> Exercise description
For each line in the data below that holds "Högre", return a copy.

> Task material
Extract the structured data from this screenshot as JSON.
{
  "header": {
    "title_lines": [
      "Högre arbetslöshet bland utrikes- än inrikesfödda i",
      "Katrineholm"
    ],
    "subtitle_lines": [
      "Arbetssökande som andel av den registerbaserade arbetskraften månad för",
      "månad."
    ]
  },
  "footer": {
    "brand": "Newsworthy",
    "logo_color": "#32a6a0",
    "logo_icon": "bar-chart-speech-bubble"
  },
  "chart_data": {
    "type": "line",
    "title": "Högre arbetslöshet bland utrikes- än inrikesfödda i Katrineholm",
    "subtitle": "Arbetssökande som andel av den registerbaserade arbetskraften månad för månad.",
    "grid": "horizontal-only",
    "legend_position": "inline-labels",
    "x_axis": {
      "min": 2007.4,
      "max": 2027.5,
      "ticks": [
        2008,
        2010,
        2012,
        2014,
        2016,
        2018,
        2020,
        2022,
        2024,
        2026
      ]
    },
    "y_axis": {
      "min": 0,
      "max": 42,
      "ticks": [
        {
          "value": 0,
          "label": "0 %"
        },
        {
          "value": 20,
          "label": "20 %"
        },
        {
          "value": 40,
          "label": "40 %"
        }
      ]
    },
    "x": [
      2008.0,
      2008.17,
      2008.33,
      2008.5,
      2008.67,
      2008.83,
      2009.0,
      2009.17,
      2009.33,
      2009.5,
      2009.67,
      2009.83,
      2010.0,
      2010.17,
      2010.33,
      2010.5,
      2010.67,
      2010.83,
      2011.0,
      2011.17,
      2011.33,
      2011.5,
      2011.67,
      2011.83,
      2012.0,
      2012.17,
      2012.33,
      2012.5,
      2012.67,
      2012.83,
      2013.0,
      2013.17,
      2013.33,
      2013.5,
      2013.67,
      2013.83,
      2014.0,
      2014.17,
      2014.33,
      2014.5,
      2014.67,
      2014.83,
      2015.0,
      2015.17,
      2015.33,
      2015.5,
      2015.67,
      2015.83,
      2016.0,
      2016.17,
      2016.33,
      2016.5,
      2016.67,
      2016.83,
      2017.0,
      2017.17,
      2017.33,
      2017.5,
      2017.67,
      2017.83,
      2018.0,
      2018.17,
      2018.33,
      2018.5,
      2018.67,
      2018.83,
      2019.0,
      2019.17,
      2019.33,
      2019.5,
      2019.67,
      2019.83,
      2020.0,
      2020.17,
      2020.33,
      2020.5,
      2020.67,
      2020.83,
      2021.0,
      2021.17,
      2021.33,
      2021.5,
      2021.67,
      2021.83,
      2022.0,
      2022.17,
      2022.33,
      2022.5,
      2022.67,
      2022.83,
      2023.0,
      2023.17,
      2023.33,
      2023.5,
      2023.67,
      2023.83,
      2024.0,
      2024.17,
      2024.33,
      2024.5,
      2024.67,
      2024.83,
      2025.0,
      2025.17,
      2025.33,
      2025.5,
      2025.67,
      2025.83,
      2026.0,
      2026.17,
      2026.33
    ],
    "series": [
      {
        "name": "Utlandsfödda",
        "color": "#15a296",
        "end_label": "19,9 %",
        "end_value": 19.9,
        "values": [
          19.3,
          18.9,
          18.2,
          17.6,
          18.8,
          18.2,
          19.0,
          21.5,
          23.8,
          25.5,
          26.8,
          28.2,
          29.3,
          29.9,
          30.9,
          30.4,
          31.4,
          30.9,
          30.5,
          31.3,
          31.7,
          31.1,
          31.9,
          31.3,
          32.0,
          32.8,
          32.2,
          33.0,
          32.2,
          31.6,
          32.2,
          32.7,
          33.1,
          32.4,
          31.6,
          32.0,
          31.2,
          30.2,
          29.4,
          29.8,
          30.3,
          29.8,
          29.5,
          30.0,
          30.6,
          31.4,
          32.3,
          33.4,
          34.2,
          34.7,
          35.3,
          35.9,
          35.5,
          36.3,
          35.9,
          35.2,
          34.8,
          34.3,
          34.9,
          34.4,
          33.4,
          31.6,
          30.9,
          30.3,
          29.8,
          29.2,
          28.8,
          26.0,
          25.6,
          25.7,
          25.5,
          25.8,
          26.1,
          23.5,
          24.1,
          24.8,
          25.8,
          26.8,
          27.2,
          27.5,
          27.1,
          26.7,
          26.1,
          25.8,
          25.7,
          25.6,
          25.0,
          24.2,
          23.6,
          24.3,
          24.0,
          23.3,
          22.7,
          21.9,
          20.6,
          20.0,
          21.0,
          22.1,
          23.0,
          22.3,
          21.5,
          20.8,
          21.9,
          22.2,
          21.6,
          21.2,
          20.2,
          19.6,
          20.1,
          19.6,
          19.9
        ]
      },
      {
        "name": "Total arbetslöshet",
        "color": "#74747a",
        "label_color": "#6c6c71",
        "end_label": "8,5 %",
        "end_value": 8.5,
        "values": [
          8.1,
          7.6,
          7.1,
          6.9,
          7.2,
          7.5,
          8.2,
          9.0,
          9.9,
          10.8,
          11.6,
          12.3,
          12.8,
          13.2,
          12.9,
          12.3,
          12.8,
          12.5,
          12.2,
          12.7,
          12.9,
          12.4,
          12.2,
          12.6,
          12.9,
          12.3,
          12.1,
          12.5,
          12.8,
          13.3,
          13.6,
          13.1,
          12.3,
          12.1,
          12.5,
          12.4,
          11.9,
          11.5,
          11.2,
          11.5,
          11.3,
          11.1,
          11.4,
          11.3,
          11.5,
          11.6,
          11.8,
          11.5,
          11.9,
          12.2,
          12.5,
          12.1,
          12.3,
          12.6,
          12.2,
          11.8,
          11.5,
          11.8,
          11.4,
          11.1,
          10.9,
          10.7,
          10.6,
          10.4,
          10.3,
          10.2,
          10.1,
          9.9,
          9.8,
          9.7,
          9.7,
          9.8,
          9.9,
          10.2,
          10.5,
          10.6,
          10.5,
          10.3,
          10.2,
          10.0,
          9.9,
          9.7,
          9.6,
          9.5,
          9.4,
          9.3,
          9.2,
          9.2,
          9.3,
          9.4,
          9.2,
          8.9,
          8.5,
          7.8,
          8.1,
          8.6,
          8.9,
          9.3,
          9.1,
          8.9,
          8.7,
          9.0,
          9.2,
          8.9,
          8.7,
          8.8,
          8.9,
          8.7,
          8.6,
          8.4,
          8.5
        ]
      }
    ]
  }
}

> Solution
      "Högre arbetslöshet bland utrikes- än inrikesfödda i",
    "title": "Högre arbetslöshet bland utrikes- än inrikesfödda i Katrineholm",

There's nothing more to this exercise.